*AIM*: Look below and pull out each line with the word "adjust".

[Dataset items]
══════

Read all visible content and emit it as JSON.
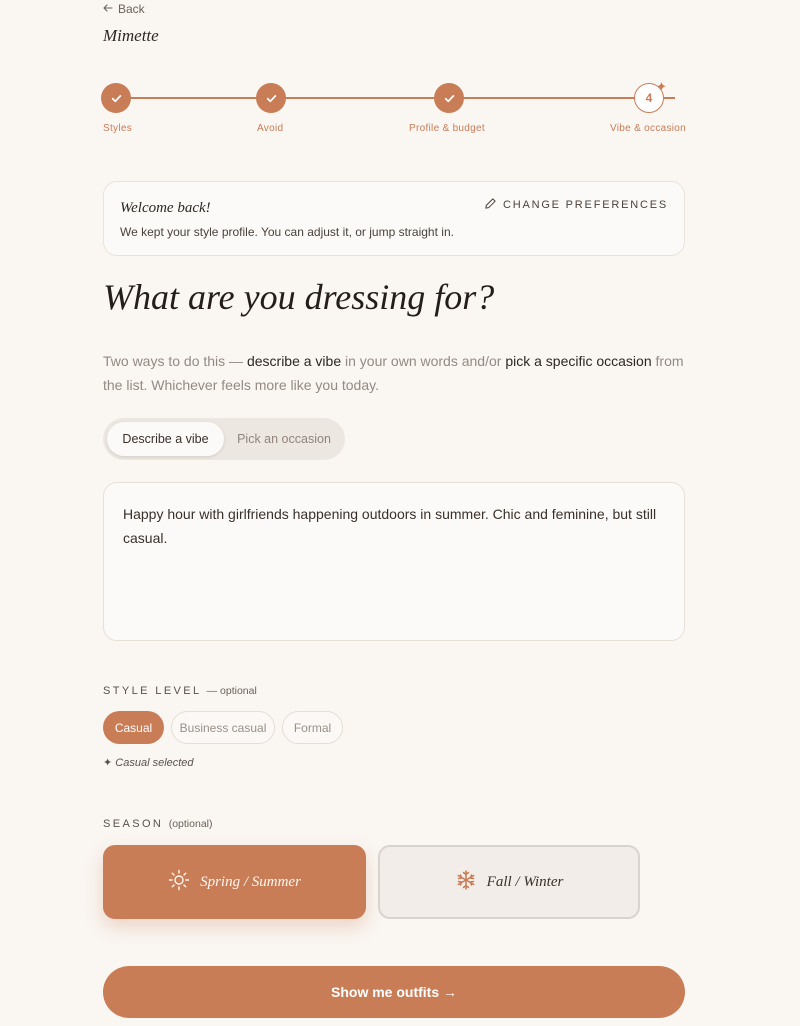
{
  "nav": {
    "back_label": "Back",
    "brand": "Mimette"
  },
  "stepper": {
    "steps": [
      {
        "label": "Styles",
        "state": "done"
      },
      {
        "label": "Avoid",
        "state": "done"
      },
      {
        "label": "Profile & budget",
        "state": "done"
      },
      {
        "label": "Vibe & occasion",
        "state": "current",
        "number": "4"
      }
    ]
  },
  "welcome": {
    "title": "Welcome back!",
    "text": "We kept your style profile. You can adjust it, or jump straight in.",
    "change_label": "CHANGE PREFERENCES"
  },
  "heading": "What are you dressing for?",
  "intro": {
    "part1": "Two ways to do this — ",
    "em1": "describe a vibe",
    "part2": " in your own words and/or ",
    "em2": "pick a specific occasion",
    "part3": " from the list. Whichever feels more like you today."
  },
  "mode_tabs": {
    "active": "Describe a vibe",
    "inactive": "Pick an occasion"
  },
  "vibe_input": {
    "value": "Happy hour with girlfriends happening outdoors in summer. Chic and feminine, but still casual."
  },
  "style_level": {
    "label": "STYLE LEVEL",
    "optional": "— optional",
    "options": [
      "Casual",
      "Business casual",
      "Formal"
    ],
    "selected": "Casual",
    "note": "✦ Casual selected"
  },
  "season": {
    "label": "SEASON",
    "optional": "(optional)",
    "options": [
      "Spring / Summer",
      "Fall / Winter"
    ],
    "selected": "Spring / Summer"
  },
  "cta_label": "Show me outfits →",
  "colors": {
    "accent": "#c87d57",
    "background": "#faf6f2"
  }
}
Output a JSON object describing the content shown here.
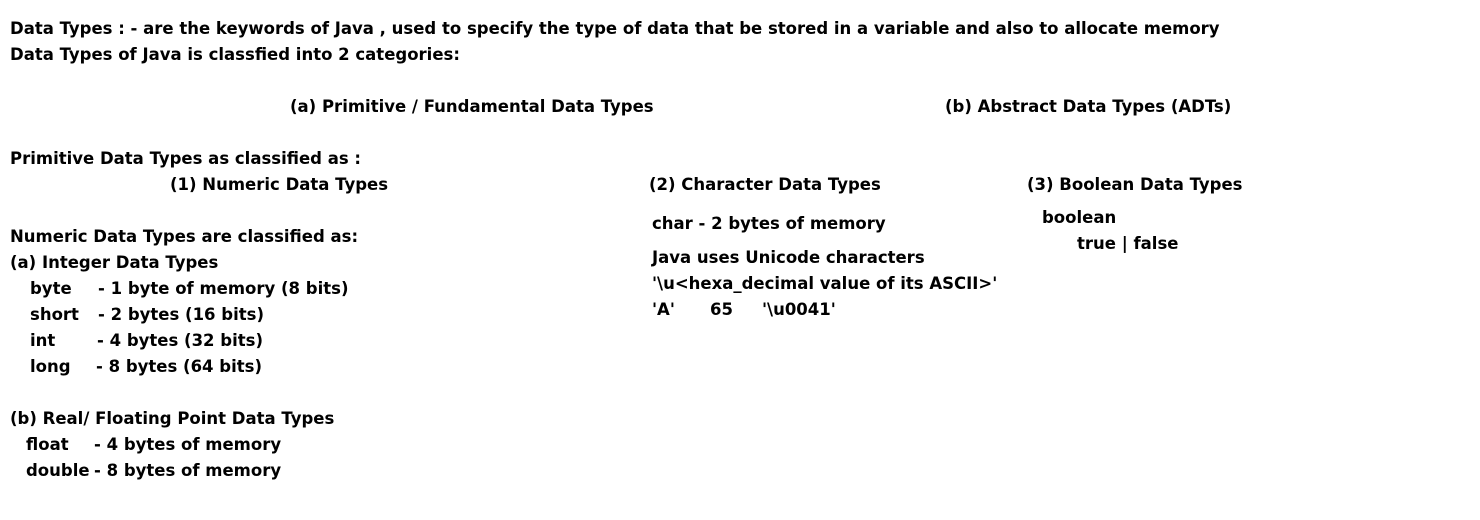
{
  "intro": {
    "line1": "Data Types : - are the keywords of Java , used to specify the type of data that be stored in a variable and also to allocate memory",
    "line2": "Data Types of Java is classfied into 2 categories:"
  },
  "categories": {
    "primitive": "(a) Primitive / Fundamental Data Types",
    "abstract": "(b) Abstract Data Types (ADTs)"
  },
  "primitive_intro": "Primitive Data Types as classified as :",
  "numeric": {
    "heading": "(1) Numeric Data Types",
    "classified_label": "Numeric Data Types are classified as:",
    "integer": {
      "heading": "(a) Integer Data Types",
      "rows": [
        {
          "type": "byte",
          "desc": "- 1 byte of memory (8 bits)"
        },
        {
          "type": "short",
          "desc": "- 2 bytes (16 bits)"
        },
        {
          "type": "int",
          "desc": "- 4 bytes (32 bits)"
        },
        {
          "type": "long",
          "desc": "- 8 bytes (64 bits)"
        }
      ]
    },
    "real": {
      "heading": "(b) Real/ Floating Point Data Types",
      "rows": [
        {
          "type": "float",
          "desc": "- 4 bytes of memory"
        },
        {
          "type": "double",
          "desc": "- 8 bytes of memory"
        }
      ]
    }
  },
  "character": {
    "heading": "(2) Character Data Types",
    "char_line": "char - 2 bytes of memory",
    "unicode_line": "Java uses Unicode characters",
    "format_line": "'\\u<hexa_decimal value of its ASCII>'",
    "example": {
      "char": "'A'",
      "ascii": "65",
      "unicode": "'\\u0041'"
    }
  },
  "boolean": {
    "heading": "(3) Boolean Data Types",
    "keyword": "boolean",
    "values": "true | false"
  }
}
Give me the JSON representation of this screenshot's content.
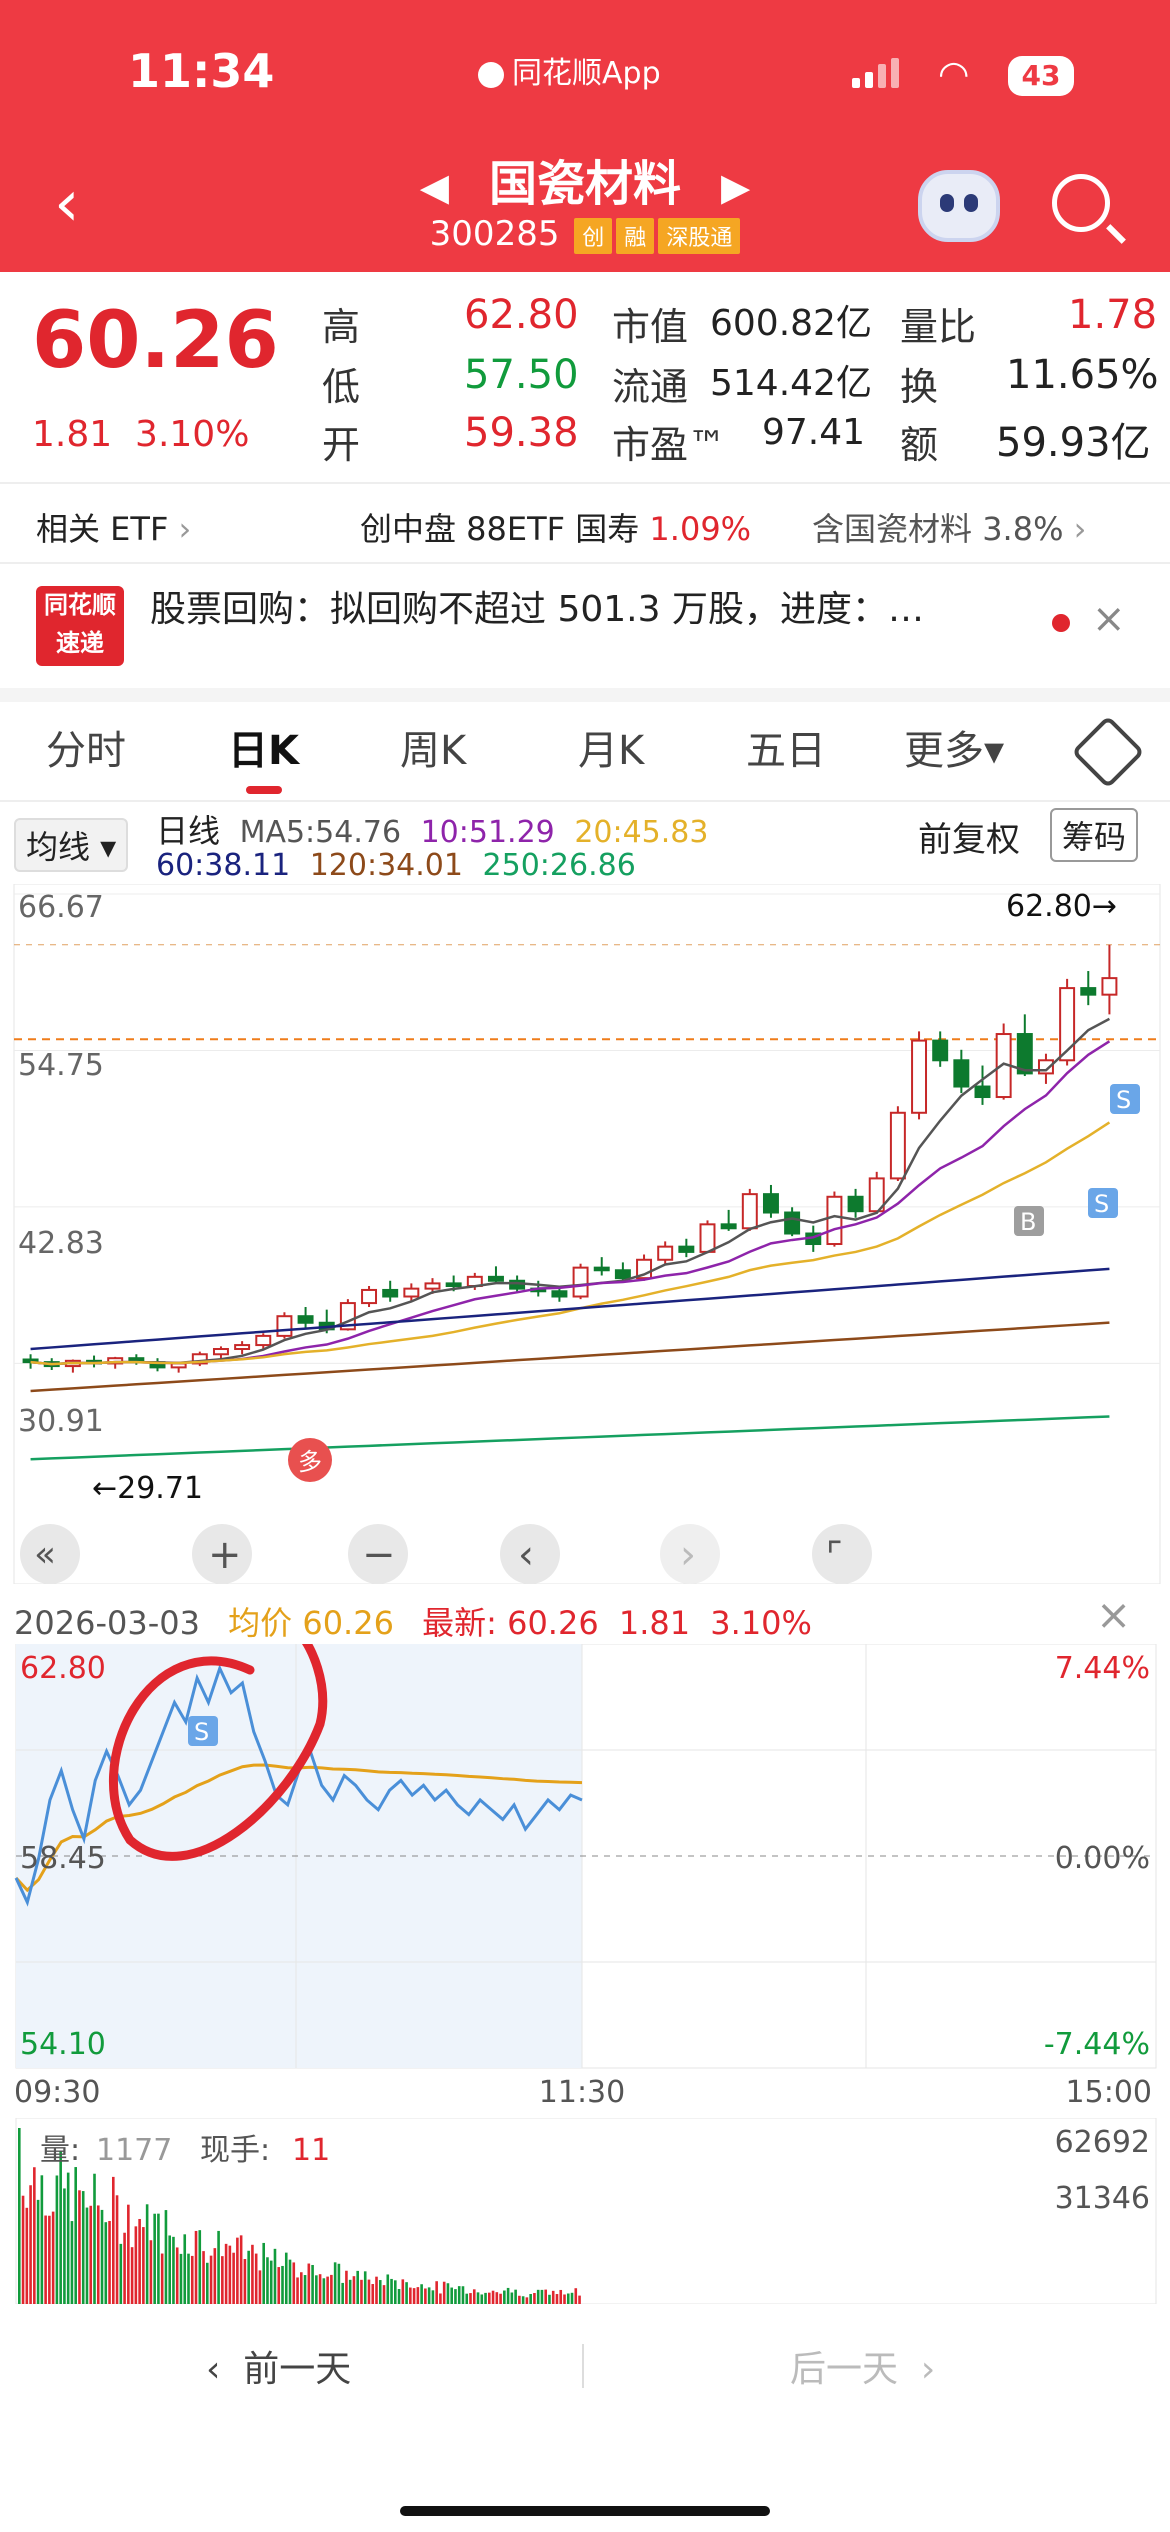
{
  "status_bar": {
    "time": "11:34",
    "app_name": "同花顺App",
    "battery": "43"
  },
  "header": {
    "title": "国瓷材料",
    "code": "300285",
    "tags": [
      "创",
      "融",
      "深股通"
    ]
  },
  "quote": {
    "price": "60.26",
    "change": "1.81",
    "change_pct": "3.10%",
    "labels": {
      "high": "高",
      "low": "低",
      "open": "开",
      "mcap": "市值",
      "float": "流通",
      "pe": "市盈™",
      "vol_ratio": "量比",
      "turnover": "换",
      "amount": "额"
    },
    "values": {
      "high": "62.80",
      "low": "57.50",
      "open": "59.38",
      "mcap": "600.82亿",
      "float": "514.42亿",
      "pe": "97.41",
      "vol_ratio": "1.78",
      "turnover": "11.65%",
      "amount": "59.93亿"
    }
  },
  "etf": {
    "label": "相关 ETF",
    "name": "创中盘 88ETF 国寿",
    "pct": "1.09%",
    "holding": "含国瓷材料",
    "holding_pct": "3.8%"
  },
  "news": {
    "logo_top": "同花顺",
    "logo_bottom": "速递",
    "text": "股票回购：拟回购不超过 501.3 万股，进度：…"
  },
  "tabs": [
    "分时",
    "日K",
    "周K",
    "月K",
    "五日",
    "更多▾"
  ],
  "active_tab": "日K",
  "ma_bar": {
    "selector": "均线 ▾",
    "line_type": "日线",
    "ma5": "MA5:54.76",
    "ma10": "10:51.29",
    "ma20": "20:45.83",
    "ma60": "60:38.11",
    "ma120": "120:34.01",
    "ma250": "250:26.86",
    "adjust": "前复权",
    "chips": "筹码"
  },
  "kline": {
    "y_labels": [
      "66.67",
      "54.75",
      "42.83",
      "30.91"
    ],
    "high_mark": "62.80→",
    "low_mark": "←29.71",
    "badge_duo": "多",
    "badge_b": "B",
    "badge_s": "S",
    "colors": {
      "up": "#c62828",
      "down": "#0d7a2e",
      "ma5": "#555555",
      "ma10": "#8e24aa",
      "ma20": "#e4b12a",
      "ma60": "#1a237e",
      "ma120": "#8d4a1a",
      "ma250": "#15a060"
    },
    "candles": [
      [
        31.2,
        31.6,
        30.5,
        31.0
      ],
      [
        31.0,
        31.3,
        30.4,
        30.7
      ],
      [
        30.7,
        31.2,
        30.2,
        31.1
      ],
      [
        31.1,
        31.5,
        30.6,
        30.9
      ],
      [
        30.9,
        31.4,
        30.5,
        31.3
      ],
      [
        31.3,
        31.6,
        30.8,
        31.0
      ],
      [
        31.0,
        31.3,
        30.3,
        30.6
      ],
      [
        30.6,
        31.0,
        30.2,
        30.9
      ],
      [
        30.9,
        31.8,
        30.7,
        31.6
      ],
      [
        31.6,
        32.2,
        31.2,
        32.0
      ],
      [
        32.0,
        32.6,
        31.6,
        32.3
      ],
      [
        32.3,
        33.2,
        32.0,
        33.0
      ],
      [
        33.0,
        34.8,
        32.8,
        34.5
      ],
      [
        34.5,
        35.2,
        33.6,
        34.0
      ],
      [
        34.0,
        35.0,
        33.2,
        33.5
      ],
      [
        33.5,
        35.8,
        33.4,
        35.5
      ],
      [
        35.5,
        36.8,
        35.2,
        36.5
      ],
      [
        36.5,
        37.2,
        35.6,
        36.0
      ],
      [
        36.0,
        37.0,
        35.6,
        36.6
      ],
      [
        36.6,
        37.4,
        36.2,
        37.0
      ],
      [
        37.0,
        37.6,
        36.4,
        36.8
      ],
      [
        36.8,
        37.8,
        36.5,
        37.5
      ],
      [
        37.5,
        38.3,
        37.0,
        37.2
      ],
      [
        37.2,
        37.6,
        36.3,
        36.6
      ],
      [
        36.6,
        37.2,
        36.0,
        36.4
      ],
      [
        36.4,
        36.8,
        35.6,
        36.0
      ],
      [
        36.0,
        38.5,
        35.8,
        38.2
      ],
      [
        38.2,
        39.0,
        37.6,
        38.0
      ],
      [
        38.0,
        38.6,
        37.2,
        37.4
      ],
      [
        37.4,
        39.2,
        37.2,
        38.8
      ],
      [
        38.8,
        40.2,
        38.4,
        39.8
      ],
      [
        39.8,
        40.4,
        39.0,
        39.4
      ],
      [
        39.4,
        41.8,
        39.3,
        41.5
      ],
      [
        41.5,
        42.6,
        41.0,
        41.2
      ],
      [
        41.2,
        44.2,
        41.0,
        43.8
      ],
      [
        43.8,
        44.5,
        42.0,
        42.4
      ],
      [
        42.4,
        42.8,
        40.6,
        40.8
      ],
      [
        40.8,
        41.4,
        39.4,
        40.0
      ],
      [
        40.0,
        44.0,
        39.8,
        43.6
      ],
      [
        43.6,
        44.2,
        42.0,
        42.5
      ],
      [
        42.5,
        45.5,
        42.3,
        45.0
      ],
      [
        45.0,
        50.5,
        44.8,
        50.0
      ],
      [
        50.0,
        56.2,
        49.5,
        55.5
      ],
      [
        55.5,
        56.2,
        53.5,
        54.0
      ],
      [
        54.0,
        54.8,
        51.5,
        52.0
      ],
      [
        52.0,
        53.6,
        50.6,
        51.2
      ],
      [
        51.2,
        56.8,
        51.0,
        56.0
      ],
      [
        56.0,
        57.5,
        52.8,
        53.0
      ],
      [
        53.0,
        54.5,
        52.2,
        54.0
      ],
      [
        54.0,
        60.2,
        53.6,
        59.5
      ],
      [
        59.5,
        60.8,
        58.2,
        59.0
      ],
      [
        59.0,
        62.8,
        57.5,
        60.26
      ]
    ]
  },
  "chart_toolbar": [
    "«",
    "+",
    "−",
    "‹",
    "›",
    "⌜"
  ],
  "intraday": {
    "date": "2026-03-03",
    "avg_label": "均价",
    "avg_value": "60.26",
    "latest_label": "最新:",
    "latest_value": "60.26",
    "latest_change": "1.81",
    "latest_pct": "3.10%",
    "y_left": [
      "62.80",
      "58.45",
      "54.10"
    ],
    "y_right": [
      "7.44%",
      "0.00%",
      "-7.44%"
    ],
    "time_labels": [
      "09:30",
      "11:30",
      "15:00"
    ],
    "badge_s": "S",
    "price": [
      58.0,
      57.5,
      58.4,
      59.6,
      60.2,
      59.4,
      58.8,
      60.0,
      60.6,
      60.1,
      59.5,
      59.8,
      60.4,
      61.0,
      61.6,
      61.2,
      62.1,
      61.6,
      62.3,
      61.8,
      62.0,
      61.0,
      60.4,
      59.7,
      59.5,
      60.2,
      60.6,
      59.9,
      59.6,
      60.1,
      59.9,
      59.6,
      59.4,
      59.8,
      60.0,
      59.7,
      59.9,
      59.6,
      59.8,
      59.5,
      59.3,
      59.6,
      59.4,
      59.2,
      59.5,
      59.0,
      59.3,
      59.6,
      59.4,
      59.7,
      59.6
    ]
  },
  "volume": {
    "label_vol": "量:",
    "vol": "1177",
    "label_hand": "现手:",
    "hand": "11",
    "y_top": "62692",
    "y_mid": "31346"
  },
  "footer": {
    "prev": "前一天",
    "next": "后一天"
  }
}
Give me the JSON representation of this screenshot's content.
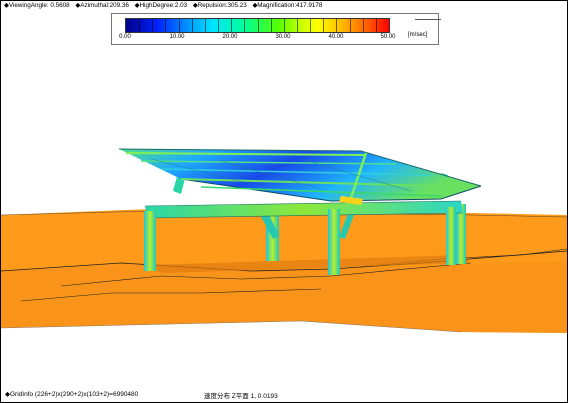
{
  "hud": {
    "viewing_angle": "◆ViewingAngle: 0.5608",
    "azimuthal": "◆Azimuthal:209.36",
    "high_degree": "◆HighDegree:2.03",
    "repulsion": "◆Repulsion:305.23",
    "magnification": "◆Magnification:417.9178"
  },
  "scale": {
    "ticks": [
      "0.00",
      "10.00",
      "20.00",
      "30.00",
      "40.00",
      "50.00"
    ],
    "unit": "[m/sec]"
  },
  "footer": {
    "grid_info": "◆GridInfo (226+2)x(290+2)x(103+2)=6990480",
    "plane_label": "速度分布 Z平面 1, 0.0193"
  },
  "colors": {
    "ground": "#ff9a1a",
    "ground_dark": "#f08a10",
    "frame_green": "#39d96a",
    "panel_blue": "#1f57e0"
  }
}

══════

*SOLVED EXERCISE*:
    "text": "We kept your style profile. You can adjust it, or jump straight in.",
    "adjust": "前复权",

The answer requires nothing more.